[GOAL]:
Transcribe the lines below verbatim, skipping the images.

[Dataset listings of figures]
--- --- ---

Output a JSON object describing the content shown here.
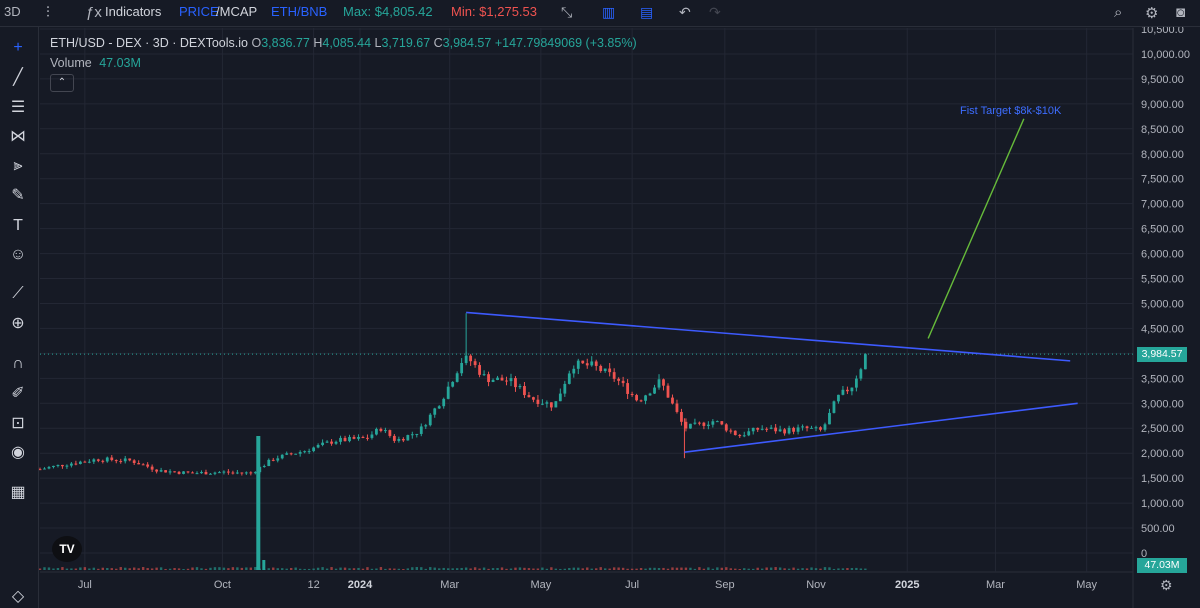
{
  "topbar": {
    "interval": "3D",
    "indicators": "Indicators",
    "price_label": "PRICE",
    "mcap_label": "/MCAP",
    "pair_alt": "ETH/BNB",
    "max_label": "Max: $4,805.42",
    "min_label": "Min: $1,275.53"
  },
  "legend": {
    "title": "ETH/USD - DEX · 3D · DEXTools.io",
    "o_key": "O",
    "o_val": "3,836.77",
    "h_key": "H",
    "h_val": "4,085.44",
    "l_key": "L",
    "l_val": "3,719.67",
    "c_key": "C",
    "c_val": "3,984.57",
    "change": "+147.79849069 (+3.85%)",
    "volume_label": "Volume",
    "volume_value": "47.03M"
  },
  "current_price_label": "3,984.57",
  "current_volume_label": "47.03M",
  "annotation": "Fist Target $8k-$10K",
  "colors": {
    "up": "#26a69a",
    "down": "#ef5350",
    "trendline": "#3d5afe",
    "arrow": "#66bb3a",
    "bg": "#161a25",
    "grid": "#232734",
    "annotation": "#3d6dff"
  },
  "toolbar_icons": [
    "crosshair-icon",
    "trendline-icon",
    "fib-icon",
    "pattern-icon",
    "forecast-icon",
    "brush-icon",
    "text-icon",
    "emoji-icon",
    "ruler-icon",
    "zoom-icon",
    "magnet-icon",
    "lock-drawing-icon",
    "lock-icon",
    "eye-icon",
    "trash-icon"
  ],
  "chart_data": {
    "type": "candlestick",
    "y_axis_ticks": [
      "0",
      "500.00",
      "1,000.00",
      "1,500.00",
      "2,000.00",
      "2,500.00",
      "3,000.00",
      "3,500.00",
      "4,000.00",
      "4,500.00",
      "5,000.00",
      "5,500.00",
      "6,000.00",
      "6,500.00",
      "7,000.00",
      "7,500.00",
      "8,000.00",
      "8,500.00",
      "9,000.00",
      "9,500.00",
      "10,000.00",
      "10,500.0"
    ],
    "ylim": [
      0,
      10500
    ],
    "x_axis_ticks": [
      "Jul",
      "Oct",
      "12",
      "2024",
      "Mar",
      "May",
      "Jul",
      "Sep",
      "Nov",
      "2025",
      "Mar",
      "May"
    ],
    "x_axis_start": "2023-06-01",
    "x_axis_end": "2025-06-01",
    "price_path": [
      [
        "2023-06-01",
        1680
      ],
      [
        "2023-06-20",
        1790
      ],
      [
        "2023-07-10",
        1880
      ],
      [
        "2023-08-01",
        1850
      ],
      [
        "2023-08-20",
        1650
      ],
      [
        "2023-09-10",
        1600
      ],
      [
        "2023-10-01",
        1620
      ],
      [
        "2023-10-20",
        1600
      ],
      [
        "2023-11-05",
        1900
      ],
      [
        "2023-11-25",
        2050
      ],
      [
        "2023-12-15",
        2250
      ],
      [
        "2024-01-05",
        2300
      ],
      [
        "2024-01-15",
        2500
      ],
      [
        "2024-01-25",
        2250
      ],
      [
        "2024-02-10",
        2450
      ],
      [
        "2024-02-25",
        3100
      ],
      [
        "2024-03-10",
        3900
      ],
      [
        "2024-03-15",
        3850
      ],
      [
        "2024-03-25",
        3500
      ],
      [
        "2024-04-10",
        3450
      ],
      [
        "2024-04-25",
        3100
      ],
      [
        "2024-05-10",
        2950
      ],
      [
        "2024-05-22",
        3780
      ],
      [
        "2024-06-05",
        3750
      ],
      [
        "2024-06-20",
        3500
      ],
      [
        "2024-07-05",
        3050
      ],
      [
        "2024-07-20",
        3450
      ],
      [
        "2024-08-05",
        2500
      ],
      [
        "2024-08-25",
        2650
      ],
      [
        "2024-09-10",
        2350
      ],
      [
        "2024-09-25",
        2500
      ],
      [
        "2024-10-10",
        2450
      ],
      [
        "2024-10-25",
        2500
      ],
      [
        "2024-11-05",
        2450
      ],
      [
        "2024-11-15",
        3100
      ],
      [
        "2024-11-25",
        3350
      ],
      [
        "2024-12-05",
        3984
      ]
    ],
    "max_price": 4805.42,
    "min_price": 1275.53,
    "volume_spike": {
      "date": "2023-10-25",
      "label": "volume spike"
    },
    "trendlines": [
      {
        "name": "descending resistance",
        "from": [
          "2024-03-12",
          4820
        ],
        "to": [
          "2025-04-20",
          3850
        ]
      },
      {
        "name": "ascending support",
        "from": [
          "2024-08-05",
          2020
        ],
        "to": [
          "2025-04-25",
          3000
        ]
      }
    ],
    "projection_arrow": {
      "from": [
        "2025-01-15",
        4300
      ],
      "to": [
        "2025-03-20",
        8700
      ]
    },
    "last_price": 3984.57,
    "grid": true
  }
}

--- --- ---

[REPLY]:
Output a JSON object describing the content shown here.
{
  "topbar": {
    "interval": "3D",
    "indicators": "Indicators",
    "price_label": "PRICE",
    "mcap_label": "/MCAP",
    "pair_alt": "ETH/BNB",
    "max_label": "Max: $4,805.42",
    "min_label": "Min: $1,275.53"
  },
  "legend": {
    "title": "ETH/USD - DEX · 3D · DEXTools.io",
    "o_key": "O",
    "o_val": "3,836.77",
    "h_key": "H",
    "h_val": "4,085.44",
    "l_key": "L",
    "l_val": "3,719.67",
    "c_key": "C",
    "c_val": "3,984.57",
    "change": "+147.79849069 (+3.85%)",
    "volume_label": "Volume",
    "volume_value": "47.03M"
  },
  "current_price_label": "3,984.57",
  "current_volume_label": "47.03M",
  "annotation": "Fist Target $8k-$10K",
  "colors": {
    "up": "#26a69a",
    "down": "#ef5350",
    "trendline": "#3d5afe",
    "arrow": "#66bb3a",
    "bg": "#161a25",
    "grid": "#232734",
    "annotation": "#3d6dff"
  },
  "toolbar_icons": [
    "crosshair-icon",
    "trendline-icon",
    "fib-icon",
    "pattern-icon",
    "forecast-icon",
    "brush-icon",
    "text-icon",
    "emoji-icon",
    "ruler-icon",
    "zoom-icon",
    "magnet-icon",
    "lock-drawing-icon",
    "lock-icon",
    "eye-icon",
    "trash-icon"
  ],
  "chart_data": {
    "type": "candlestick",
    "y_axis_ticks": [
      "0",
      "500.00",
      "1,000.00",
      "1,500.00",
      "2,000.00",
      "2,500.00",
      "3,000.00",
      "3,500.00",
      "4,000.00",
      "4,500.00",
      "5,000.00",
      "5,500.00",
      "6,000.00",
      "6,500.00",
      "7,000.00",
      "7,500.00",
      "8,000.00",
      "8,500.00",
      "9,000.00",
      "9,500.00",
      "10,000.00",
      "10,500.0"
    ],
    "ylim": [
      0,
      10500
    ],
    "x_axis_ticks": [
      "Jul",
      "Oct",
      "12",
      "2024",
      "Mar",
      "May",
      "Jul",
      "Sep",
      "Nov",
      "2025",
      "Mar",
      "May"
    ],
    "x_axis_start": "2023-06-01",
    "x_axis_end": "2025-06-01",
    "price_path": [
      [
        "2023-06-01",
        1680
      ],
      [
        "2023-06-20",
        1790
      ],
      [
        "2023-07-10",
        1880
      ],
      [
        "2023-08-01",
        1850
      ],
      [
        "2023-08-20",
        1650
      ],
      [
        "2023-09-10",
        1600
      ],
      [
        "2023-10-01",
        1620
      ],
      [
        "2023-10-20",
        1600
      ],
      [
        "2023-11-05",
        1900
      ],
      [
        "2023-11-25",
        2050
      ],
      [
        "2023-12-15",
        2250
      ],
      [
        "2024-01-05",
        2300
      ],
      [
        "2024-01-15",
        2500
      ],
      [
        "2024-01-25",
        2250
      ],
      [
        "2024-02-10",
        2450
      ],
      [
        "2024-02-25",
        3100
      ],
      [
        "2024-03-10",
        3900
      ],
      [
        "2024-03-15",
        3850
      ],
      [
        "2024-03-25",
        3500
      ],
      [
        "2024-04-10",
        3450
      ],
      [
        "2024-04-25",
        3100
      ],
      [
        "2024-05-10",
        2950
      ],
      [
        "2024-05-22",
        3780
      ],
      [
        "2024-06-05",
        3750
      ],
      [
        "2024-06-20",
        3500
      ],
      [
        "2024-07-05",
        3050
      ],
      [
        "2024-07-20",
        3450
      ],
      [
        "2024-08-05",
        2500
      ],
      [
        "2024-08-25",
        2650
      ],
      [
        "2024-09-10",
        2350
      ],
      [
        "2024-09-25",
        2500
      ],
      [
        "2024-10-10",
        2450
      ],
      [
        "2024-10-25",
        2500
      ],
      [
        "2024-11-05",
        2450
      ],
      [
        "2024-11-15",
        3100
      ],
      [
        "2024-11-25",
        3350
      ],
      [
        "2024-12-05",
        3984
      ]
    ],
    "max_price": 4805.42,
    "min_price": 1275.53,
    "volume_spike": {
      "date": "2023-10-25",
      "label": "volume spike"
    },
    "trendlines": [
      {
        "name": "descending resistance",
        "from": [
          "2024-03-12",
          4820
        ],
        "to": [
          "2025-04-20",
          3850
        ]
      },
      {
        "name": "ascending support",
        "from": [
          "2024-08-05",
          2020
        ],
        "to": [
          "2025-04-25",
          3000
        ]
      }
    ],
    "projection_arrow": {
      "from": [
        "2025-01-15",
        4300
      ],
      "to": [
        "2025-03-20",
        8700
      ]
    },
    "last_price": 3984.57,
    "grid": true
  }
}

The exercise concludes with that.